## WHAT THE EXERCISE ASKS
Give the number of lines below that contain the word "Serviços", and nothing else.

[Stored data]
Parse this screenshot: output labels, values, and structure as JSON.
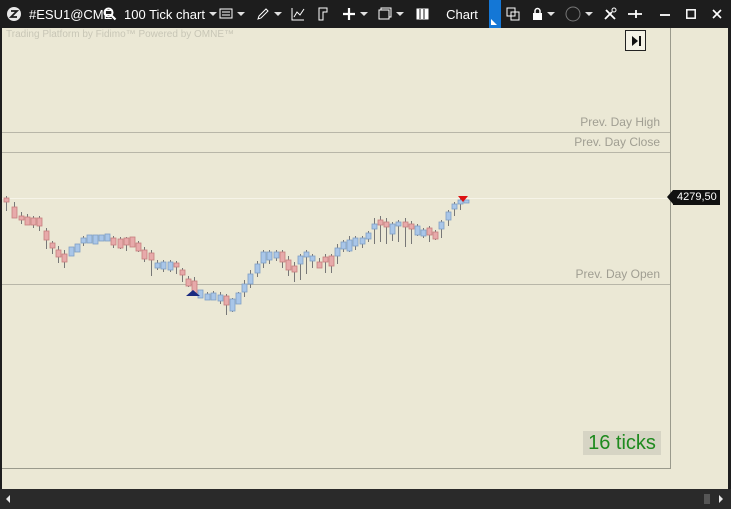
{
  "toolbar": {
    "symbol": "#ESU1@CME",
    "timeframe": "100 Tick chart",
    "chart_tab": "Chart"
  },
  "chart": {
    "watermark": "Trading Platform by Fidimo™  Powered by OMNE™",
    "levels": {
      "prev_high": "Prev. Day High",
      "prev_close": "Prev. Day Close",
      "prev_open": "Prev. Day Open"
    },
    "last_price": "4279,50",
    "ticks_remaining": "16 ticks"
  },
  "colors": {
    "background": "#ebe8d5",
    "up_candle": "#a9c6e8",
    "down_candle": "#e7aaaa",
    "ticks_text": "#1e8a1e"
  }
}
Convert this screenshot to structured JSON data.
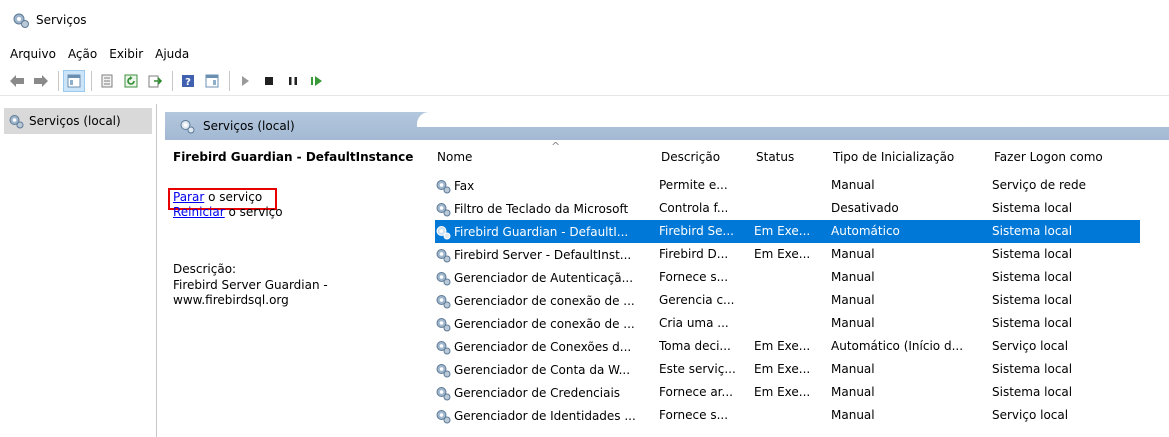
{
  "window": {
    "title": "Serviços"
  },
  "menu": [
    "Arquivo",
    "Ação",
    "Exibir",
    "Ajuda"
  ],
  "tree": {
    "item": "Serviços (local)"
  },
  "pane": {
    "header": "Serviços (local)"
  },
  "details": {
    "service_title": "Firebird Guardian - DefaultInstance",
    "stop_link": "Parar",
    "stop_rest": " o serviço",
    "restart_link": "Reiniciar",
    "restart_rest": " o serviço",
    "desc_label": "Descrição:",
    "desc_text": "Firebird Server Guardian - www.firebirdsql.org"
  },
  "columns": {
    "name": "Nome",
    "desc": "Descrição",
    "status": "Status",
    "start": "Tipo de Inicialização",
    "logon": "Fazer Logon como"
  },
  "services": [
    {
      "name": "Fax",
      "desc": "Permite e...",
      "status": "",
      "start": "Manual",
      "logon": "Serviço de rede"
    },
    {
      "name": "Filtro de Teclado da Microsoft",
      "desc": "Controla f...",
      "status": "",
      "start": "Desativado",
      "logon": "Sistema local"
    },
    {
      "name": "Firebird Guardian - DefaultI...",
      "desc": "Firebird Se...",
      "status": "Em Exe...",
      "start": "Automático",
      "logon": "Sistema local"
    },
    {
      "name": "Firebird Server - DefaultInst...",
      "desc": "Firebird D...",
      "status": "Em Exe...",
      "start": "Manual",
      "logon": "Sistema local"
    },
    {
      "name": "Gerenciador de Autenticaçã...",
      "desc": "Fornece s...",
      "status": "",
      "start": "Manual",
      "logon": "Sistema local"
    },
    {
      "name": "Gerenciador de conexão de ...",
      "desc": "Gerencia c...",
      "status": "",
      "start": "Manual",
      "logon": "Sistema local"
    },
    {
      "name": "Gerenciador de conexão de ...",
      "desc": "Cria uma ...",
      "status": "",
      "start": "Manual",
      "logon": "Sistema local"
    },
    {
      "name": "Gerenciador de Conexões d...",
      "desc": "Toma deci...",
      "status": "Em Exe...",
      "start": "Automático (Início d...",
      "logon": "Serviço local"
    },
    {
      "name": "Gerenciador de Conta da W...",
      "desc": "Este serviç...",
      "status": "Em Exe...",
      "start": "Manual",
      "logon": "Sistema local"
    },
    {
      "name": "Gerenciador de Credenciais",
      "desc": "Fornece ar...",
      "status": "Em Exe...",
      "start": "Manual",
      "logon": "Sistema local"
    },
    {
      "name": "Gerenciador de Identidades ...",
      "desc": "Fornece s...",
      "status": "",
      "start": "Manual",
      "logon": "Serviço local"
    }
  ],
  "colors": {
    "selection": "#0078d7",
    "highlight_box": "#e60000",
    "pane_header": "#b3c7dd"
  }
}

## RESPONSE BELOW
3